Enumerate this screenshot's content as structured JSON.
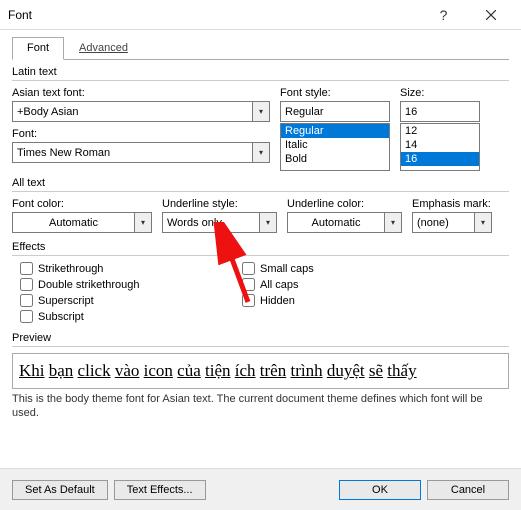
☆ ☆ ☆ ☆
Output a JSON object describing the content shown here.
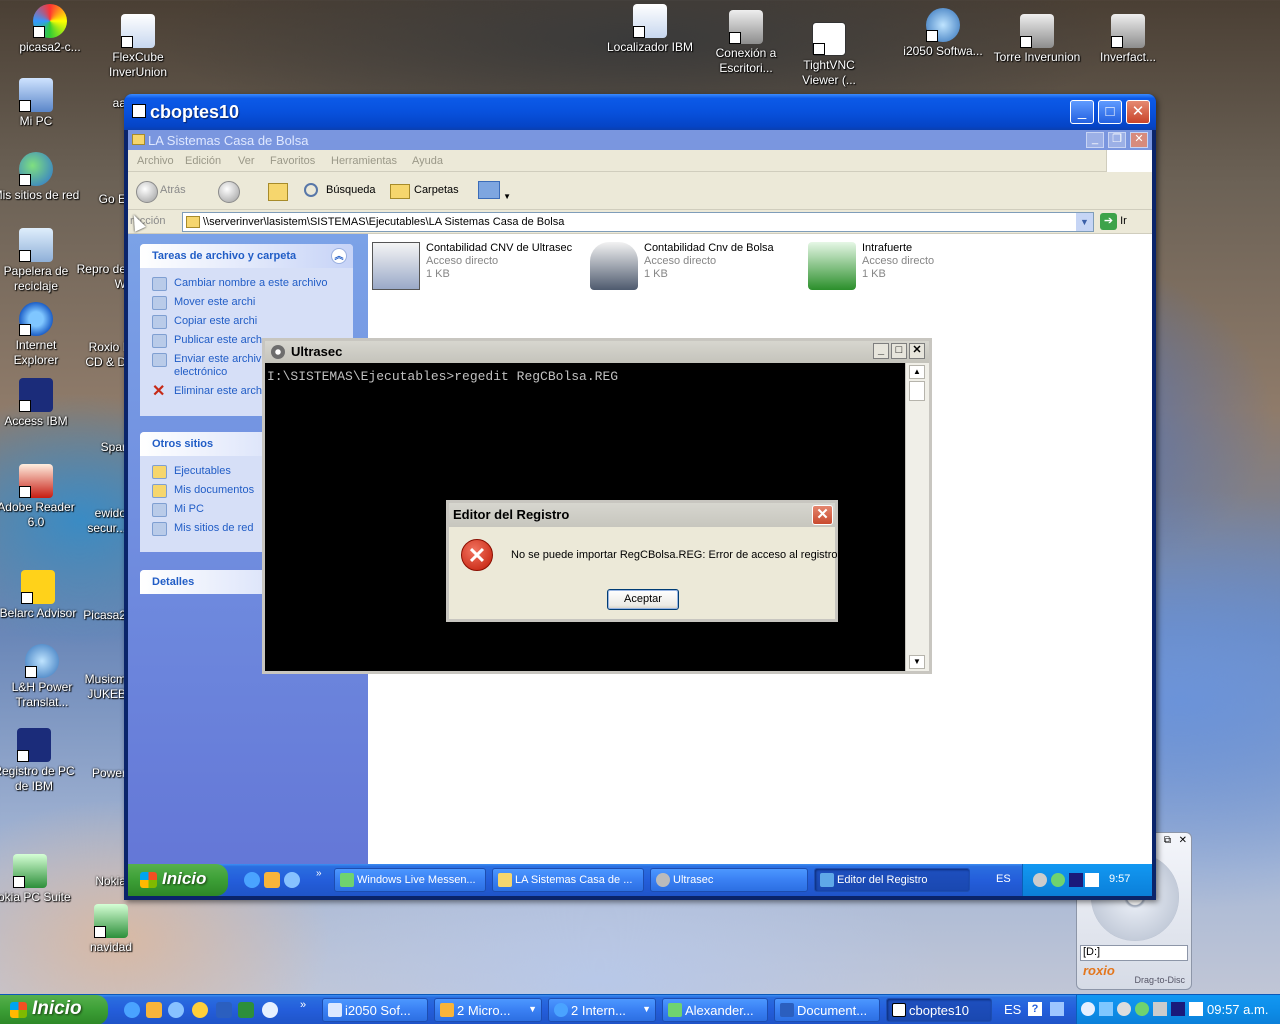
☆ ☆ ☆ ☆
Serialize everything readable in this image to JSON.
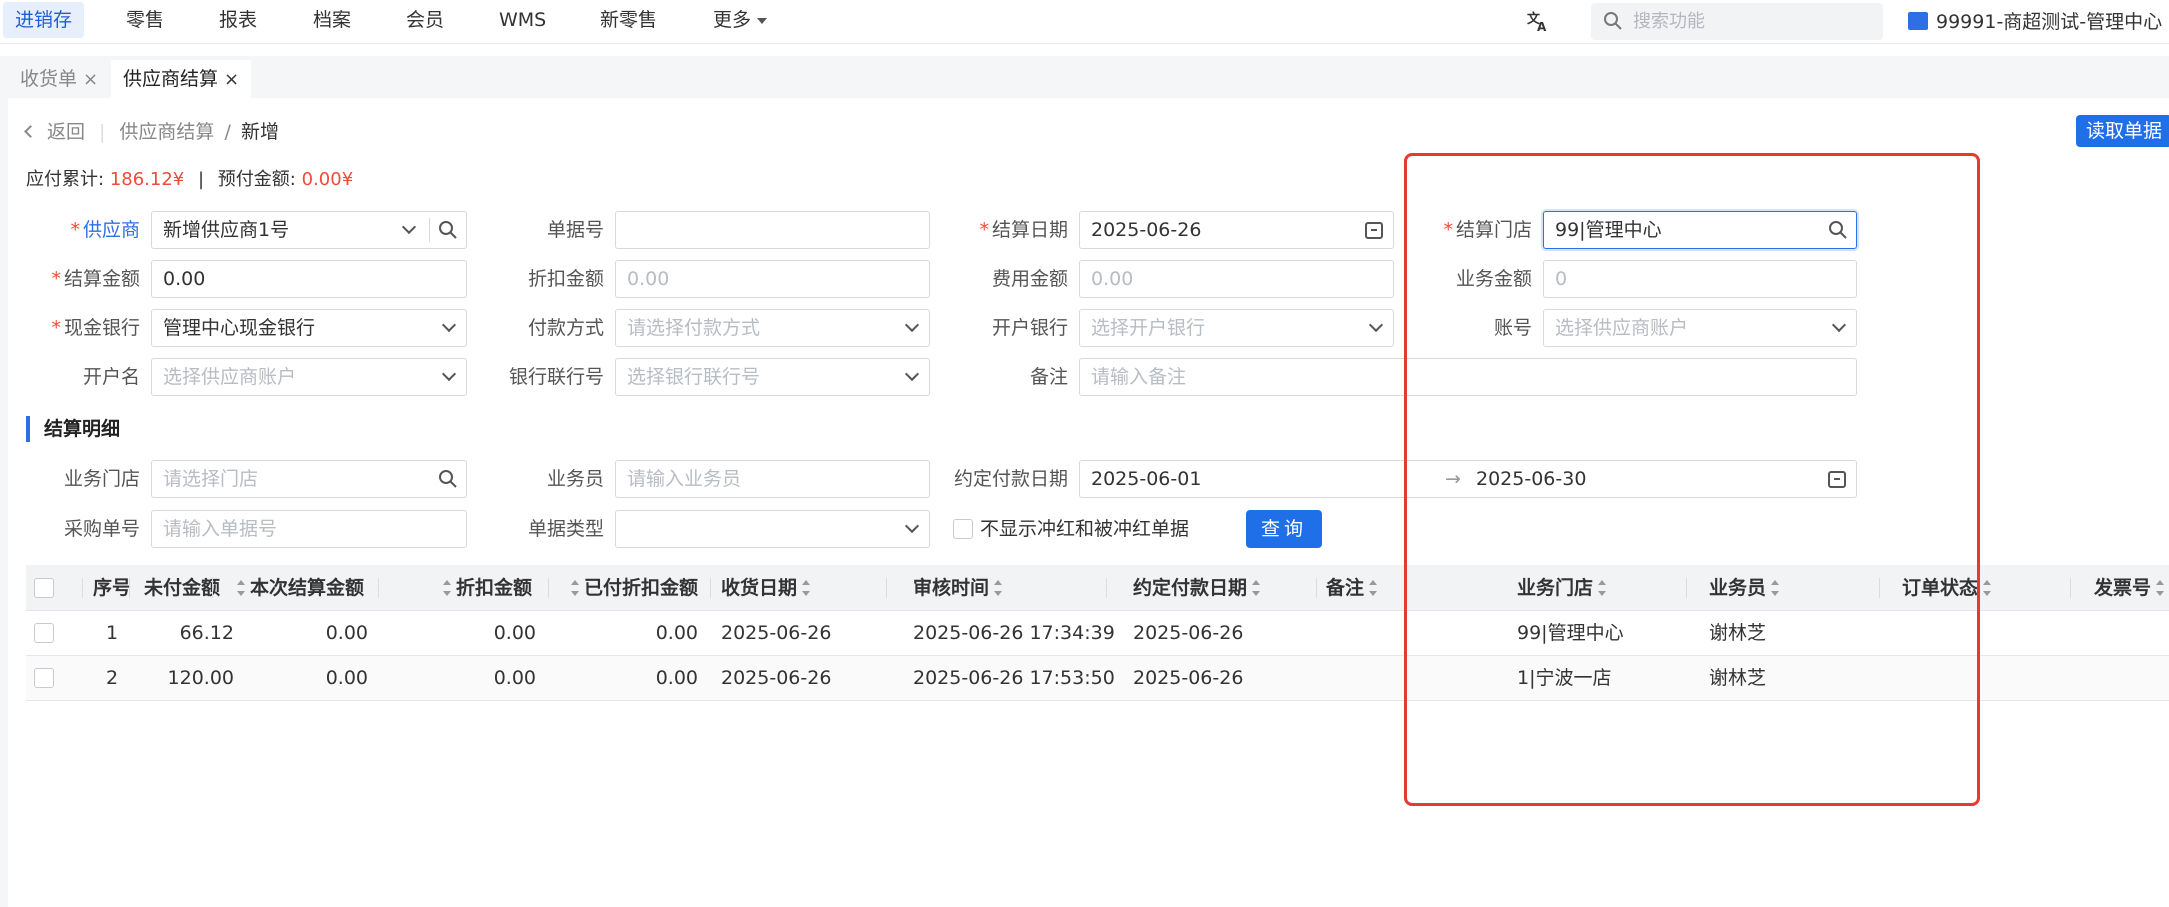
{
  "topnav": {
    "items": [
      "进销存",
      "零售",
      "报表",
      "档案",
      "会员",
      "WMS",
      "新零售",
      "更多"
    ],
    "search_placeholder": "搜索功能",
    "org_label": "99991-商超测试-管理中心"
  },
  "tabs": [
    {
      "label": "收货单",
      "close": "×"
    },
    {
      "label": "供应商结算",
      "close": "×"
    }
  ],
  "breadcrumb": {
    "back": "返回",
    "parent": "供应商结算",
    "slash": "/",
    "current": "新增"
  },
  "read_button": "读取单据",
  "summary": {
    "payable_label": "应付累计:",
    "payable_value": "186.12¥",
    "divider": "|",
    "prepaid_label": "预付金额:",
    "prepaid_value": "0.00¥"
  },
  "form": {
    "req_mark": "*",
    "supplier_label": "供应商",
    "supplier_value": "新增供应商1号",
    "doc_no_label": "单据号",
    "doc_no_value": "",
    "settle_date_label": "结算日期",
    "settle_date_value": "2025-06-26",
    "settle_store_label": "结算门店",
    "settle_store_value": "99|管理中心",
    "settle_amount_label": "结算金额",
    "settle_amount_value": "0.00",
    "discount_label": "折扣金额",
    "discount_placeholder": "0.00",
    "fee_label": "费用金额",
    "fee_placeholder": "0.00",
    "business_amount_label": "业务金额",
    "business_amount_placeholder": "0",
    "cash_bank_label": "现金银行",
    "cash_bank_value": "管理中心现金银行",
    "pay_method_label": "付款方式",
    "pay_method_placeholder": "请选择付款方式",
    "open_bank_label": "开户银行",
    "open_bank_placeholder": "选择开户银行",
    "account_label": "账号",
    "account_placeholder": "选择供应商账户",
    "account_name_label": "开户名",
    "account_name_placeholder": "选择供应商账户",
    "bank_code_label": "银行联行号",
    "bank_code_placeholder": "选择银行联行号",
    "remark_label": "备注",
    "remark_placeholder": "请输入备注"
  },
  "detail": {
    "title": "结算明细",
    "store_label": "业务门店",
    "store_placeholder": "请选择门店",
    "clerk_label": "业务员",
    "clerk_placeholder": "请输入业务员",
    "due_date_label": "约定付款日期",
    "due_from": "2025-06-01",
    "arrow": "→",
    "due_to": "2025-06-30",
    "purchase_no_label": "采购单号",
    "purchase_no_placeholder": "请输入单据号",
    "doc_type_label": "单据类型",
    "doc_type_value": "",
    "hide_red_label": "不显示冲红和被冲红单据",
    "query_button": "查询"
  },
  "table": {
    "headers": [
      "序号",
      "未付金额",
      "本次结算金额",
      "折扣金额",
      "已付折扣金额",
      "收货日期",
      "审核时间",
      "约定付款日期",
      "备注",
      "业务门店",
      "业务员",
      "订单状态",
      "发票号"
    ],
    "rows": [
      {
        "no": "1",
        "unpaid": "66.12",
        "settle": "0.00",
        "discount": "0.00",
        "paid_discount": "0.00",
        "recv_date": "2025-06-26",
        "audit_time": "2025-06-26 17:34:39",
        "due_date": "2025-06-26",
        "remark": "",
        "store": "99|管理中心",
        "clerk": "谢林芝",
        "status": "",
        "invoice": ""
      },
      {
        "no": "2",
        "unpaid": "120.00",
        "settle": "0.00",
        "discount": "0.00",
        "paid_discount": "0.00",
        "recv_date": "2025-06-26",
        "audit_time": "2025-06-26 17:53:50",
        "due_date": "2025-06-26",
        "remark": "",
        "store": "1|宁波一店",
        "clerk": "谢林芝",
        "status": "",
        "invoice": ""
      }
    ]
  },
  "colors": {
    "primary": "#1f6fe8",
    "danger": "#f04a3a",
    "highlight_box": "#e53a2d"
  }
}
☆ ☆ ☆ ☆
— Exercise objective —
Search the records above for "content". Copy each line where it is found.

— Answer to this exercise —
Enumerate this screenshot's content as structured JSON.
Output a JSON object describing the content shown here.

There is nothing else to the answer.